STATED PROBLEM: Reproduce this listing in full.

[Extracted records]
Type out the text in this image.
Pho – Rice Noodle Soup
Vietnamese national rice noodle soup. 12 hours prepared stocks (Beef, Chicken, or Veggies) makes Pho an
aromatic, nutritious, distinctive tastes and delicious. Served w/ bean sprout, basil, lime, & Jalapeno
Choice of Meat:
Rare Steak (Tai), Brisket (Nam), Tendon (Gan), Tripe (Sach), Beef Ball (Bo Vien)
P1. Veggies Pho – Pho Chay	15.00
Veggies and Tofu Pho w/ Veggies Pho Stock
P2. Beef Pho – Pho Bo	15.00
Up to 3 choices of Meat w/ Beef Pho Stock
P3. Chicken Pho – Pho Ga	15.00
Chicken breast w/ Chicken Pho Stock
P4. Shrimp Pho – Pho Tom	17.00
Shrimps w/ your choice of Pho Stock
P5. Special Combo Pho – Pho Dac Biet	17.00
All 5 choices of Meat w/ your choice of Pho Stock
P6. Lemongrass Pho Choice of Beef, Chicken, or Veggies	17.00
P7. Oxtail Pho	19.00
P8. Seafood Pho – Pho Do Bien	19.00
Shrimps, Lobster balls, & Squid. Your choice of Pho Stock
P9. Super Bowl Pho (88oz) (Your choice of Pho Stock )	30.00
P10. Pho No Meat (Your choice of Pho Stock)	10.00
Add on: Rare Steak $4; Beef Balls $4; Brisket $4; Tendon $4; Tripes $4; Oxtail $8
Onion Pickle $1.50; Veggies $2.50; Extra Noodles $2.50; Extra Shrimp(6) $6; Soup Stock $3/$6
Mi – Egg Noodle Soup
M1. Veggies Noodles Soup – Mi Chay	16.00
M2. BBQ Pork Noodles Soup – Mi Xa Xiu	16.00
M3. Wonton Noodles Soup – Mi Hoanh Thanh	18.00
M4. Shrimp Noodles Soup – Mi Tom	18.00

THE RESULT:
Type out the text in this image.
Pho – Rice Noodle Soup
Vietnamese national rice noodle soup. 12 hours prepared stocks (Beef, Chicken, or Veggies) makes Pho an
aromatic, nutritious, distinctive tastes and delicious. Served w/ bean sprout, basil, lime, & Jalapeno
Choice of Meat:
Rare Steak (Tai), Brisket (Nam), Tendon (Gan), Tripe (Sach), Beef Ball (Bo Vien)
P1. Veggies Pho – Pho Chay	15.00
Veggies and Tofu Pho w/ Veggies Pho Stock
P2. Beef Pho – Pho Bo	15.00
Up to 3 choices of Meat w/ Beef Pho Stock
P3. Chicken Pho – Pho Ga	15.00
Chicken breast w/ Chicken Pho Stock
P4. Shrimp Pho – Pho Tom	17.00
Shrimps w/ your choice of Pho Stock
P5. Special Combo Pho – Pho Dac Biet	17.00
All 5 choices of Meat w/ your choice of Pho Stock
P6. Lemongrass Pho Choice of Beef, Chicken, or Veggies	17.00
P7. Oxtail Pho	19.00
P8. Seafood Pho – Pho Do Bien	19.00
Shrimps, Lobster balls, & Squid. Your choice of Pho Stock
P9. Super Bowl Pho (88oz) (Your choice of Pho Stock )	30.00
P10. Pho No Meat (Your choice of Pho Stock)	10.00
Add on: Rare Steak $4; Beef Balls $4; Brisket $4; Tendon $4; Tripes $4; Oxtail $8
Onion Pickle $1.50; Veggies $2.50; Extra Noodles $2.50; Extra Shrimp(6) $6; Soup Stock $3/$6
Mi – Egg Noodle Soup
M1. Veggies Noodles Soup – Mi Chay	16.00
M2. BBQ Pork Noodles Soup – Mi Xa Xiu	16.00
M3. Wonton Noodles Soup – Mi Hoanh Thanh	18.00
M4. Shrimp Noodles Soup – Mi Tom	18.00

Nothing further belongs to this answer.